(Rows from a figure dataset)
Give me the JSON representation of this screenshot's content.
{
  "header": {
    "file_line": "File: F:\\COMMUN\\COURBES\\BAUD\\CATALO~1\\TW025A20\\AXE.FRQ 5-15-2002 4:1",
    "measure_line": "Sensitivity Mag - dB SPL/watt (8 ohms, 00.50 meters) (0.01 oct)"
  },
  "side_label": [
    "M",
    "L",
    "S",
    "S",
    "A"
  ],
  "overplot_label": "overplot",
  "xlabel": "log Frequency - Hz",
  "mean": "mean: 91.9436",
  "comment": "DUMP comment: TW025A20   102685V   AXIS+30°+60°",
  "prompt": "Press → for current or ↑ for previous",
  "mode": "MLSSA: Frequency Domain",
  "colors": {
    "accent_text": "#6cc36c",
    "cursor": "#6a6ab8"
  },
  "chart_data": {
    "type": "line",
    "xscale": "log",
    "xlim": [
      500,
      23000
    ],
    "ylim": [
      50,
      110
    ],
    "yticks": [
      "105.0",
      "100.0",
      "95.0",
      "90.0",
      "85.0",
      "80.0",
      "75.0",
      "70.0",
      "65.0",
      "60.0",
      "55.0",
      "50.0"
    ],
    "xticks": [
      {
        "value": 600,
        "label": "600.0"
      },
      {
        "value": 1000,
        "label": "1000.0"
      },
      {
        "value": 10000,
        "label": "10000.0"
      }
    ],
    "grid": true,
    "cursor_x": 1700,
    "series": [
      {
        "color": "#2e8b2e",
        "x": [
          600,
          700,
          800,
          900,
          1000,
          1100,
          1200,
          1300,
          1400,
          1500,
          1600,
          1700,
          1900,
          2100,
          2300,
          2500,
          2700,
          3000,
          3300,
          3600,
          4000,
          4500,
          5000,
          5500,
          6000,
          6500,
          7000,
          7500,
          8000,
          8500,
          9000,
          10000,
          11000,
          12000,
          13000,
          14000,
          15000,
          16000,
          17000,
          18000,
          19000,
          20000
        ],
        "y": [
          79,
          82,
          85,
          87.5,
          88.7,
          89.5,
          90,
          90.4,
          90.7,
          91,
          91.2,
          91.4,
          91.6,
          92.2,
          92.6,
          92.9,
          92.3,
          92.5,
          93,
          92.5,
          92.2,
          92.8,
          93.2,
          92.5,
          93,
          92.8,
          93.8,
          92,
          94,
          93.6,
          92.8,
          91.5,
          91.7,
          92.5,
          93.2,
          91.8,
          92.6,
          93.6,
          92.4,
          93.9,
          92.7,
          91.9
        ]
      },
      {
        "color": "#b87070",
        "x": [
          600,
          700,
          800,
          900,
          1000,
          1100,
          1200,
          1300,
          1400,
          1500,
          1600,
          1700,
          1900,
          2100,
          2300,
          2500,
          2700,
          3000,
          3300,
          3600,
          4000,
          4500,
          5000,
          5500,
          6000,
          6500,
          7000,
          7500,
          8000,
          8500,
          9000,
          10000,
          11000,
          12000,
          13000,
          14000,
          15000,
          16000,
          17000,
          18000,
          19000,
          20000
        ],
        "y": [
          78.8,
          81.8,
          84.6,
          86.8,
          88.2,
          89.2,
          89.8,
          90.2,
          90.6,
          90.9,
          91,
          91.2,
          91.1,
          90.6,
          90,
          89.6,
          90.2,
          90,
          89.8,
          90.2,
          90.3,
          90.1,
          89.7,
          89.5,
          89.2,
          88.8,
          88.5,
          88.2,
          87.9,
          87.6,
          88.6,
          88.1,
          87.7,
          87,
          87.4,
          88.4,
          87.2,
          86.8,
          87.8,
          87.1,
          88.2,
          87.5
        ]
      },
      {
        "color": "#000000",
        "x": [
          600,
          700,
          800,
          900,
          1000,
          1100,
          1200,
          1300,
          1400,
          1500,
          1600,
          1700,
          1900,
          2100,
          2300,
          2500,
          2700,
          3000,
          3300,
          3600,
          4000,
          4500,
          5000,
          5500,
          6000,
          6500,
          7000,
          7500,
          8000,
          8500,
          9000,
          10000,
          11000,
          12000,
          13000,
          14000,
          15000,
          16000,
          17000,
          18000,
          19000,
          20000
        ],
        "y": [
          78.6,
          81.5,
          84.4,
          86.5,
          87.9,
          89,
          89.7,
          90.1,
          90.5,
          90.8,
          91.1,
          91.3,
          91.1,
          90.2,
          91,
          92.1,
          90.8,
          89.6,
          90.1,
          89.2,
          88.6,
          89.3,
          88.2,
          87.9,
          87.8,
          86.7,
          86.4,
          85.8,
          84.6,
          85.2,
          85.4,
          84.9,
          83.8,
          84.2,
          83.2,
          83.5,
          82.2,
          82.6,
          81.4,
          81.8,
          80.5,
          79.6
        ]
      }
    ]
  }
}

### Given problem
Above are some records. Print them all exactly.

### Solution to the exercise
Give me the JSON representation of this screenshot's content.
{
  "header": {
    "file_line": "File: F:\\COMMUN\\COURBES\\BAUD\\CATALO~1\\TW025A20\\AXE.FRQ 5-15-2002 4:1",
    "measure_line": "Sensitivity Mag - dB SPL/watt (8 ohms, 00.50 meters) (0.01 oct)"
  },
  "side_label": [
    "M",
    "L",
    "S",
    "S",
    "A"
  ],
  "overplot_label": "overplot",
  "xlabel": "log Frequency - Hz",
  "mean": "mean: 91.9436",
  "comment": "DUMP comment: TW025A20   102685V   AXIS+30°+60°",
  "prompt": "Press → for current or ↑ for previous",
  "mode": "MLSSA: Frequency Domain",
  "colors": {
    "accent_text": "#6cc36c",
    "cursor": "#6a6ab8"
  },
  "chart_data": {
    "type": "line",
    "xscale": "log",
    "xlim": [
      500,
      23000
    ],
    "ylim": [
      50,
      110
    ],
    "yticks": [
      "105.0",
      "100.0",
      "95.0",
      "90.0",
      "85.0",
      "80.0",
      "75.0",
      "70.0",
      "65.0",
      "60.0",
      "55.0",
      "50.0"
    ],
    "xticks": [
      {
        "value": 600,
        "label": "600.0"
      },
      {
        "value": 1000,
        "label": "1000.0"
      },
      {
        "value": 10000,
        "label": "10000.0"
      }
    ],
    "grid": true,
    "cursor_x": 1700,
    "series": [
      {
        "color": "#2e8b2e",
        "x": [
          600,
          700,
          800,
          900,
          1000,
          1100,
          1200,
          1300,
          1400,
          1500,
          1600,
          1700,
          1900,
          2100,
          2300,
          2500,
          2700,
          3000,
          3300,
          3600,
          4000,
          4500,
          5000,
          5500,
          6000,
          6500,
          7000,
          7500,
          8000,
          8500,
          9000,
          10000,
          11000,
          12000,
          13000,
          14000,
          15000,
          16000,
          17000,
          18000,
          19000,
          20000
        ],
        "y": [
          79,
          82,
          85,
          87.5,
          88.7,
          89.5,
          90,
          90.4,
          90.7,
          91,
          91.2,
          91.4,
          91.6,
          92.2,
          92.6,
          92.9,
          92.3,
          92.5,
          93,
          92.5,
          92.2,
          92.8,
          93.2,
          92.5,
          93,
          92.8,
          93.8,
          92,
          94,
          93.6,
          92.8,
          91.5,
          91.7,
          92.5,
          93.2,
          91.8,
          92.6,
          93.6,
          92.4,
          93.9,
          92.7,
          91.9
        ]
      },
      {
        "color": "#b87070",
        "x": [
          600,
          700,
          800,
          900,
          1000,
          1100,
          1200,
          1300,
          1400,
          1500,
          1600,
          1700,
          1900,
          2100,
          2300,
          2500,
          2700,
          3000,
          3300,
          3600,
          4000,
          4500,
          5000,
          5500,
          6000,
          6500,
          7000,
          7500,
          8000,
          8500,
          9000,
          10000,
          11000,
          12000,
          13000,
          14000,
          15000,
          16000,
          17000,
          18000,
          19000,
          20000
        ],
        "y": [
          78.8,
          81.8,
          84.6,
          86.8,
          88.2,
          89.2,
          89.8,
          90.2,
          90.6,
          90.9,
          91,
          91.2,
          91.1,
          90.6,
          90,
          89.6,
          90.2,
          90,
          89.8,
          90.2,
          90.3,
          90.1,
          89.7,
          89.5,
          89.2,
          88.8,
          88.5,
          88.2,
          87.9,
          87.6,
          88.6,
          88.1,
          87.7,
          87,
          87.4,
          88.4,
          87.2,
          86.8,
          87.8,
          87.1,
          88.2,
          87.5
        ]
      },
      {
        "color": "#000000",
        "x": [
          600,
          700,
          800,
          900,
          1000,
          1100,
          1200,
          1300,
          1400,
          1500,
          1600,
          1700,
          1900,
          2100,
          2300,
          2500,
          2700,
          3000,
          3300,
          3600,
          4000,
          4500,
          5000,
          5500,
          6000,
          6500,
          7000,
          7500,
          8000,
          8500,
          9000,
          10000,
          11000,
          12000,
          13000,
          14000,
          15000,
          16000,
          17000,
          18000,
          19000,
          20000
        ],
        "y": [
          78.6,
          81.5,
          84.4,
          86.5,
          87.9,
          89,
          89.7,
          90.1,
          90.5,
          90.8,
          91.1,
          91.3,
          91.1,
          90.2,
          91,
          92.1,
          90.8,
          89.6,
          90.1,
          89.2,
          88.6,
          89.3,
          88.2,
          87.9,
          87.8,
          86.7,
          86.4,
          85.8,
          84.6,
          85.2,
          85.4,
          84.9,
          83.8,
          84.2,
          83.2,
          83.5,
          82.2,
          82.6,
          81.4,
          81.8,
          80.5,
          79.6
        ]
      }
    ]
  }
}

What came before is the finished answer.